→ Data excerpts
+ + +

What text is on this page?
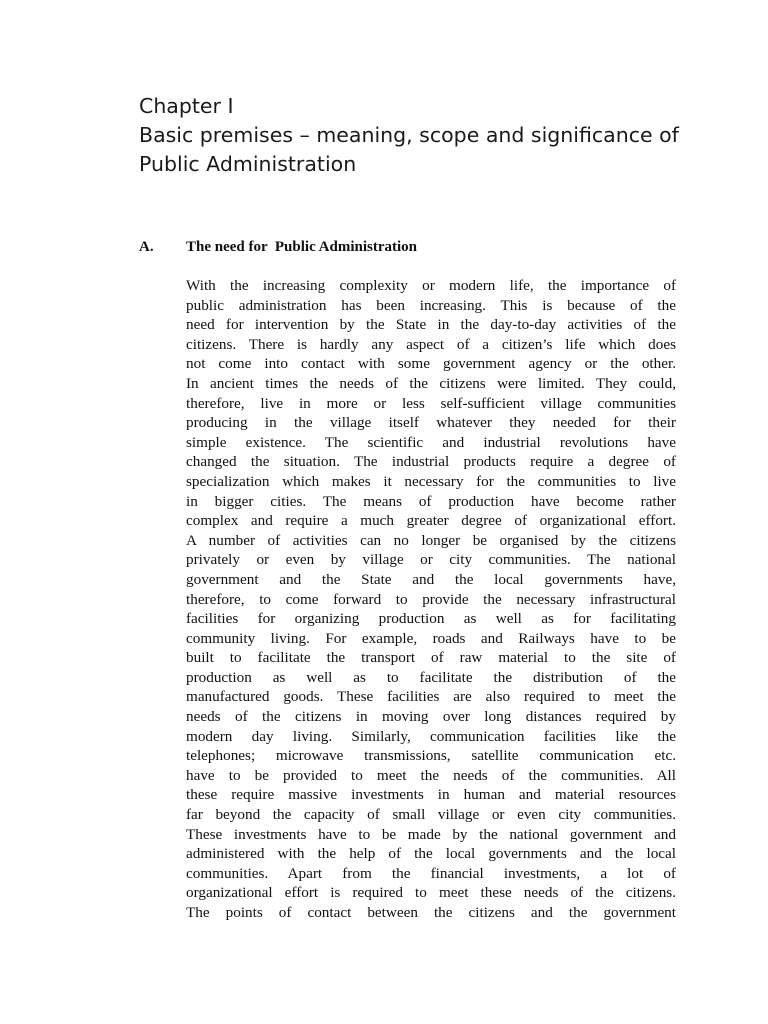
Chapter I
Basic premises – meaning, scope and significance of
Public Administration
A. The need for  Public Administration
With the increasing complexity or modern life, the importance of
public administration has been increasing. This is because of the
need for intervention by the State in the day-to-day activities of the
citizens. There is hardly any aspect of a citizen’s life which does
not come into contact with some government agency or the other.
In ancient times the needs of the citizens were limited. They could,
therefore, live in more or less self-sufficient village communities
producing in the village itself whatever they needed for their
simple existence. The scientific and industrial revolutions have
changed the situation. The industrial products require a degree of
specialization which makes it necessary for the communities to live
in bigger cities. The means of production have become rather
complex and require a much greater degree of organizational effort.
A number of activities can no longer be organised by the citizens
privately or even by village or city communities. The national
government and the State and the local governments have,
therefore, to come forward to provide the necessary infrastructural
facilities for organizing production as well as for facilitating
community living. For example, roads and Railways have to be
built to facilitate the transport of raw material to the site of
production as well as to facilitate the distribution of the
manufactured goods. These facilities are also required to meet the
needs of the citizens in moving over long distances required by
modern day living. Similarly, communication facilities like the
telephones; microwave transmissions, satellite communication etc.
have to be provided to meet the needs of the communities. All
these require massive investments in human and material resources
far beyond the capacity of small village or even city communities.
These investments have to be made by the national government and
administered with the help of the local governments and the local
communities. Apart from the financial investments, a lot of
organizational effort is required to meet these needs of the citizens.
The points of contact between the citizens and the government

+ + +

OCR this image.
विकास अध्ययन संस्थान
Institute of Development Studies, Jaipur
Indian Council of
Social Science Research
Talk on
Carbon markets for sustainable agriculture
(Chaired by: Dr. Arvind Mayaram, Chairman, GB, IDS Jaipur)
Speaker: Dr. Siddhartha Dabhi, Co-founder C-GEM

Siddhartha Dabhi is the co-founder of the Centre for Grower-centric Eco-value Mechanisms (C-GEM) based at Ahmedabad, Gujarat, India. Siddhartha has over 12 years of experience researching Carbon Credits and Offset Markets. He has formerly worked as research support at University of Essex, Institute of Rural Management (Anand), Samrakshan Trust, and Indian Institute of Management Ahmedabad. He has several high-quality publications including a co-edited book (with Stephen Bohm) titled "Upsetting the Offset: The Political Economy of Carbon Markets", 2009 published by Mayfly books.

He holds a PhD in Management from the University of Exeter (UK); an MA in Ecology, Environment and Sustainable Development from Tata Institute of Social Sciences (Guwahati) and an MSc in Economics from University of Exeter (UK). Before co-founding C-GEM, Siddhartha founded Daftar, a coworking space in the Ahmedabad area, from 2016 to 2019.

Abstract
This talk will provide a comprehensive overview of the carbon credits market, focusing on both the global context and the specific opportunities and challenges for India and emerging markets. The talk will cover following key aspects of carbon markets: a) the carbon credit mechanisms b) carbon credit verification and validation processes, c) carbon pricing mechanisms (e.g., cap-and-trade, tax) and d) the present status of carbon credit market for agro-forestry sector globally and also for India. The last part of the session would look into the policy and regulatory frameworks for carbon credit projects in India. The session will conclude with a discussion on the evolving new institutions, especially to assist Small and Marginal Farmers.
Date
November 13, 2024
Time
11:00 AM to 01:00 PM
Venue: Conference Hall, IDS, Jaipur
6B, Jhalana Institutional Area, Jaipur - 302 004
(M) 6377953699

+ + +

→ EXERCISE DESCRIPTION
Where a line contains the string "Dabhi", extract that line.

→ RESPONSE TO THIS EXERCISE
Speaker: Dr. Siddhartha Dabhi, Co-founder C-GEM
Siddhartha Dabhi is the co-founder of the Centre for Grower-centric Eco-value Mechanisms (C-GEM) based at Ahmedabad, Gujarat, India. Siddhartha has over 12 years of experience researching Carbon Credits and Offset Markets. He has formerly worked as research support at University of Essex, Institute of Rural Management (Anand), Samrakshan Trust, and Indian Institute of Management Ahmedabad. He has several high-quality publications including a co-edited book (with Stephen Bohm) titled "Upsetting the Offset: The Political Economy of Carbon Markets", 2009 published by Mayfly books.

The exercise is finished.